§ **PROBLEM**: Below are some entries; can you quote all of them exactly?

§ **RECORDS SHOWN**:
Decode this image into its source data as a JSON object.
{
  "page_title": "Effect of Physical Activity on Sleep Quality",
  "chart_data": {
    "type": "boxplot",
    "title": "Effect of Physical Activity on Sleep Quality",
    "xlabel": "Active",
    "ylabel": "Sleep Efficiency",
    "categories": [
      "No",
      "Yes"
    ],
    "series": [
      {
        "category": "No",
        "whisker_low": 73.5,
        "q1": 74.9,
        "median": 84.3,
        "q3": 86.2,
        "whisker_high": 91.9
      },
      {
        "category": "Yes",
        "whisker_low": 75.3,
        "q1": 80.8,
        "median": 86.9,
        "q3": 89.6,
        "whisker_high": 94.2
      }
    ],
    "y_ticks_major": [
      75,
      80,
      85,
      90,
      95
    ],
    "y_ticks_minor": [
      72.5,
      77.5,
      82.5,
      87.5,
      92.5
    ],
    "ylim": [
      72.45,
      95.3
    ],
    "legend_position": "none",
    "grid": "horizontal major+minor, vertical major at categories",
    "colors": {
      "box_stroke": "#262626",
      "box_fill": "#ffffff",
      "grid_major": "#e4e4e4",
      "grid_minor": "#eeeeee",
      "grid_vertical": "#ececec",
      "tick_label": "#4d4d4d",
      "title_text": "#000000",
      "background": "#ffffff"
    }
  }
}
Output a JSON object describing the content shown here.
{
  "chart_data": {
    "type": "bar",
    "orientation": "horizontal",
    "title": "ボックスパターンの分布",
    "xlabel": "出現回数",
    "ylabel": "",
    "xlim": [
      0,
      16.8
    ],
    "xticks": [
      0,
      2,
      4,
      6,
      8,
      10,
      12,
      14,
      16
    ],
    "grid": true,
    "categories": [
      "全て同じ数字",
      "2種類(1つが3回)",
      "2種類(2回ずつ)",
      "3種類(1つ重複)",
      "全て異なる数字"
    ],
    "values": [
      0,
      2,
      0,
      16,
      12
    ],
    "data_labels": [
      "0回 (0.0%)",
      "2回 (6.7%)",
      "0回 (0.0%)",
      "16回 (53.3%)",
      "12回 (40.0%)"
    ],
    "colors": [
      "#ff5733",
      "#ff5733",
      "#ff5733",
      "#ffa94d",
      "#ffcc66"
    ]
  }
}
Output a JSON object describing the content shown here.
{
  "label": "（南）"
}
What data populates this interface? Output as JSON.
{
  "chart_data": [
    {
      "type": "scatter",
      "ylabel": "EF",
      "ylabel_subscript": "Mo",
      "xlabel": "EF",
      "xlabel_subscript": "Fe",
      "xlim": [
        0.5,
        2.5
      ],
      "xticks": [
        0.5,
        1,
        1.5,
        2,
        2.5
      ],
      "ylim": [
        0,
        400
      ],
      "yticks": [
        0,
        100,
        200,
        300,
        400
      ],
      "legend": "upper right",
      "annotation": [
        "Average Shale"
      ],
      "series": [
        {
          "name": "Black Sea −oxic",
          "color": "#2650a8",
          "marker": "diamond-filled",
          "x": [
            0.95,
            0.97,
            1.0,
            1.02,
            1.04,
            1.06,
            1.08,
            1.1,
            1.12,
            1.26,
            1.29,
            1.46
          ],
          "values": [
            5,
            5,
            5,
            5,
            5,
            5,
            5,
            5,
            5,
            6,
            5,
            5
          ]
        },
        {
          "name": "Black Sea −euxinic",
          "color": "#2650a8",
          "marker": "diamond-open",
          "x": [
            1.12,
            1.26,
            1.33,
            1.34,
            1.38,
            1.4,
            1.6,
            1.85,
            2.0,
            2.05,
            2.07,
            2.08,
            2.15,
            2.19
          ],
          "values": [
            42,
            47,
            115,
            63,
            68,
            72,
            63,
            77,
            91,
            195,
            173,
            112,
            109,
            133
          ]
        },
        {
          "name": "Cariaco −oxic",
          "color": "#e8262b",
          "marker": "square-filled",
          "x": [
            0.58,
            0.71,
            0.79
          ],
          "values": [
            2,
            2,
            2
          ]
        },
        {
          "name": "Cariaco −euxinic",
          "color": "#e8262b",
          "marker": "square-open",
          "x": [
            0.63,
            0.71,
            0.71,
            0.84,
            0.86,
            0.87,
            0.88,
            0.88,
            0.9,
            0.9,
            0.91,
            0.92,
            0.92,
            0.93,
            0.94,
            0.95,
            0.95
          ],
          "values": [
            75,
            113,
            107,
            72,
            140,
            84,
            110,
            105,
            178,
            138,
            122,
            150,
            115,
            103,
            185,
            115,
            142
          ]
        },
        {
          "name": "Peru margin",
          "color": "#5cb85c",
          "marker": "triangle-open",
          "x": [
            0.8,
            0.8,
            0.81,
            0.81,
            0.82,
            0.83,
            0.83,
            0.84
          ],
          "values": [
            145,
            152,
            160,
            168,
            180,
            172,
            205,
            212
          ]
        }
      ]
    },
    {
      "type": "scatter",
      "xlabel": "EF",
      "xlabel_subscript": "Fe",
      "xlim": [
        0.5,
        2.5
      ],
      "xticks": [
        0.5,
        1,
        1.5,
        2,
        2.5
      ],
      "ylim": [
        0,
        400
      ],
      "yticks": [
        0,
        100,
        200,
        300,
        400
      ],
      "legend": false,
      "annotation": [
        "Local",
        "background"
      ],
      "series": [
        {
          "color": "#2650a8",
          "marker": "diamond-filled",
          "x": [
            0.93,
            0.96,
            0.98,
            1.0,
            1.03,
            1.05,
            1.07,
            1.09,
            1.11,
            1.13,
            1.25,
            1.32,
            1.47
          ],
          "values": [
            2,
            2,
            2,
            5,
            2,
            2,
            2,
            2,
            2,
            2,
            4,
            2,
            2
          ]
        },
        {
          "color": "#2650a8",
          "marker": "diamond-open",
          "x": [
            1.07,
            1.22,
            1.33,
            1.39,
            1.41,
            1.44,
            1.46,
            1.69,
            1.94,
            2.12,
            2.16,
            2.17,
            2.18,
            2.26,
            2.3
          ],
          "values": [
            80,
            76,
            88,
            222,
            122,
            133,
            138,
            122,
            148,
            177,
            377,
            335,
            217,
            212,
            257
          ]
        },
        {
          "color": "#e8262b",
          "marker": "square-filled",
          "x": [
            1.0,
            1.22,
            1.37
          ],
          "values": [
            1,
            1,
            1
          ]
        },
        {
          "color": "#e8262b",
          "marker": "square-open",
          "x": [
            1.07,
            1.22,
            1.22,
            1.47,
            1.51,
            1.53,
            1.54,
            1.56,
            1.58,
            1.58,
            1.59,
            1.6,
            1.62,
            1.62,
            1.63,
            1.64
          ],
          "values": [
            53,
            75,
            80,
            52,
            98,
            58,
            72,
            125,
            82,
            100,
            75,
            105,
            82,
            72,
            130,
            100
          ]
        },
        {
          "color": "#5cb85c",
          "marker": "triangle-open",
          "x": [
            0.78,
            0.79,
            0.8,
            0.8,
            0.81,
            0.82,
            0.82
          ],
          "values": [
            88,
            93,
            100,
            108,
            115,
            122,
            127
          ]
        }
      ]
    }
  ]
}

§ **SOLUTION TO THE PROBLEM**:
Decode this image into its source data as a JSON object.
{
  "page_title": "Effect of Physical Activity on Sleep Quality",
  "chart_data": {
    "type": "boxplot",
    "title": "Effect of Physical Activity on Sleep Quality",
    "xlabel": "Active",
    "ylabel": "Sleep Efficiency",
    "categories": [
      "No",
      "Yes"
    ],
    "series": [
      {
        "category": "No",
        "whisker_low": 73.5,
        "q1": 74.9,
        "median": 84.3,
        "q3": 86.2,
        "whisker_high": 91.9
      },
      {
        "category": "Yes",
        "whisker_low": 75.3,
        "q1": 80.8,
        "median": 86.9,
        "q3": 89.6,
        "whisker_high": 94.2
      }
    ],
    "y_ticks_major": [
      75,
      80,
      85,
      90,
      95
    ],
    "y_ticks_minor": [
      72.5,
      77.5,
      82.5,
      87.5,
      92.5
    ],
    "ylim": [
      72.45,
      95.3
    ],
    "legend_position": "none",
    "grid": "horizontal major+minor, vertical major at categories",
    "colors": {
      "box_stroke": "#262626",
      "box_fill": "#ffffff",
      "grid_major": "#e4e4e4",
      "grid_minor": "#eeeeee",
      "grid_vertical": "#ececec",
      "tick_label": "#4d4d4d",
      "title_text": "#000000",
      "background": "#ffffff"
    }
  }
}
Output a JSON object describing the content shown here.
{
  "chart_data": {
    "type": "bar",
    "orientation": "horizontal",
    "title": "ボックスパターンの分布",
    "xlabel": "出現回数",
    "ylabel": "",
    "xlim": [
      0,
      16.8
    ],
    "xticks": [
      0,
      2,
      4,
      6,
      8,
      10,
      12,
      14,
      16
    ],
    "grid": true,
    "categories": [
      "全て同じ数字",
      "2種類(1つが3回)",
      "2種類(2回ずつ)",
      "3種類(1つ重複)",
      "全て異なる数字"
    ],
    "values": [
      0,
      2,
      0,
      16,
      12
    ],
    "data_labels": [
      "0回 (0.0%)",
      "2回 (6.7%)",
      "0回 (0.0%)",
      "16回 (53.3%)",
      "12回 (40.0%)"
    ],
    "colors": [
      "#ff5733",
      "#ff5733",
      "#ff5733",
      "#ffa94d",
      "#ffcc66"
    ]
  }
}
Output a JSON object describing the content shown here.
{
  "label": "（南）"
}
What data populates this interface? Output as JSON.
{
  "chart_data": [
    {
      "type": "scatter",
      "ylabel": "EF",
      "ylabel_subscript": "Mo",
      "xlabel": "EF",
      "xlabel_subscript": "Fe",
      "xlim": [
        0.5,
        2.5
      ],
      "xticks": [
        0.5,
        1,
        1.5,
        2,
        2.5
      ],
      "ylim": [
        0,
        400
      ],
      "yticks": [
        0,
        100,
        200,
        300,
        400
      ],
      "legend": "upper right",
      "annotation": [
        "Average Shale"
      ],
      "series": [
        {
          "name": "Black Sea −oxic",
          "color": "#2650a8",
          "marker": "diamond-filled",
          "x": [
            0.95,
            0.97,
            1.0,
            1.02,
            1.04,
            1.06,
            1.08,
            1.1,
            1.12,
            1.26,
            1.29,
            1.46
          ],
          "values": [
            5,
            5,
            5,
            5,
            5,
            5,
            5,
            5,
            5,
            6,
            5,
            5
          ]
        },
        {
          "name": "Black Sea −euxinic",
          "color": "#2650a8",
          "marker": "diamond-open",
          "x": [
            1.12,
            1.26,
            1.33,
            1.34,
            1.38,
            1.4,
            1.6,
            1.85,
            2.0,
            2.05,
            2.07,
            2.08,
            2.15,
            2.19
          ],
          "values": [
            42,
            47,
            115,
            63,
            68,
            72,
            63,
            77,
            91,
            195,
            173,
            112,
            109,
            133
          ]
        },
        {
          "name": "Cariaco −oxic",
          "color": "#e8262b",
          "marker": "square-filled",
          "x": [
            0.58,
            0.71,
            0.79
          ],
          "values": [
            2,
            2,
            2
          ]
        },
        {
          "name": "Cariaco −euxinic",
          "color": "#e8262b",
          "marker": "square-open",
          "x": [
            0.63,
            0.71,
            0.71,
            0.84,
            0.86,
            0.87,
            0.88,
            0.88,
            0.9,
            0.9,
            0.91,
            0.92,
            0.92,
            0.93,
            0.94,
            0.95,
            0.95
          ],
          "values": [
            75,
            113,
            107,
            72,
            140,
            84,
            110,
            105,
            178,
            138,
            122,
            150,
            115,
            103,
            185,
            115,
            142
          ]
        },
        {
          "name": "Peru margin",
          "color": "#5cb85c",
          "marker": "triangle-open",
          "x": [
            0.8,
            0.8,
            0.81,
            0.81,
            0.82,
            0.83,
            0.83,
            0.84
          ],
          "values": [
            145,
            152,
            160,
            168,
            180,
            172,
            205,
            212
          ]
        }
      ]
    },
    {
      "type": "scatter",
      "xlabel": "EF",
      "xlabel_subscript": "Fe",
      "xlim": [
        0.5,
        2.5
      ],
      "xticks": [
        0.5,
        1,
        1.5,
        2,
        2.5
      ],
      "ylim": [
        0,
        400
      ],
      "yticks": [
        0,
        100,
        200,
        300,
        400
      ],
      "legend": false,
      "annotation": [
        "Local",
        "background"
      ],
      "series": [
        {
          "color": "#2650a8",
          "marker": "diamond-filled",
          "x": [
            0.93,
            0.96,
            0.98,
            1.0,
            1.03,
            1.05,
            1.07,
            1.09,
            1.11,
            1.13,
            1.25,
            1.32,
            1.47
          ],
          "values": [
            2,
            2,
            2,
            5,
            2,
            2,
            2,
            2,
            2,
            2,
            4,
            2,
            2
          ]
        },
        {
          "color": "#2650a8",
          "marker": "diamond-open",
          "x": [
            1.07,
            1.22,
            1.33,
            1.39,
            1.41,
            1.44,
            1.46,
            1.69,
            1.94,
            2.12,
            2.16,
            2.17,
            2.18,
            2.26,
            2.3
          ],
          "values": [
            80,
            76,
            88,
            222,
            122,
            133,
            138,
            122,
            148,
            177,
            377,
            335,
            217,
            212,
            257
          ]
        },
        {
          "color": "#e8262b",
          "marker": "square-filled",
          "x": [
            1.0,
            1.22,
            1.37
          ],
          "values": [
            1,
            1,
            1
          ]
        },
        {
          "color": "#e8262b",
          "marker": "square-open",
          "x": [
            1.07,
            1.22,
            1.22,
            1.47,
            1.51,
            1.53,
            1.54,
            1.56,
            1.58,
            1.58,
            1.59,
            1.6,
            1.62,
            1.62,
            1.63,
            1.64
          ],
          "values": [
            53,
            75,
            80,
            52,
            98,
            58,
            72,
            125,
            82,
            100,
            75,
            105,
            82,
            72,
            130,
            100
          ]
        },
        {
          "color": "#5cb85c",
          "marker": "triangle-open",
          "x": [
            0.78,
            0.79,
            0.8,
            0.8,
            0.81,
            0.82,
            0.82
          ],
          "values": [
            88,
            93,
            100,
            108,
            115,
            122,
            127
          ]
        }
      ]
    }
  ]
}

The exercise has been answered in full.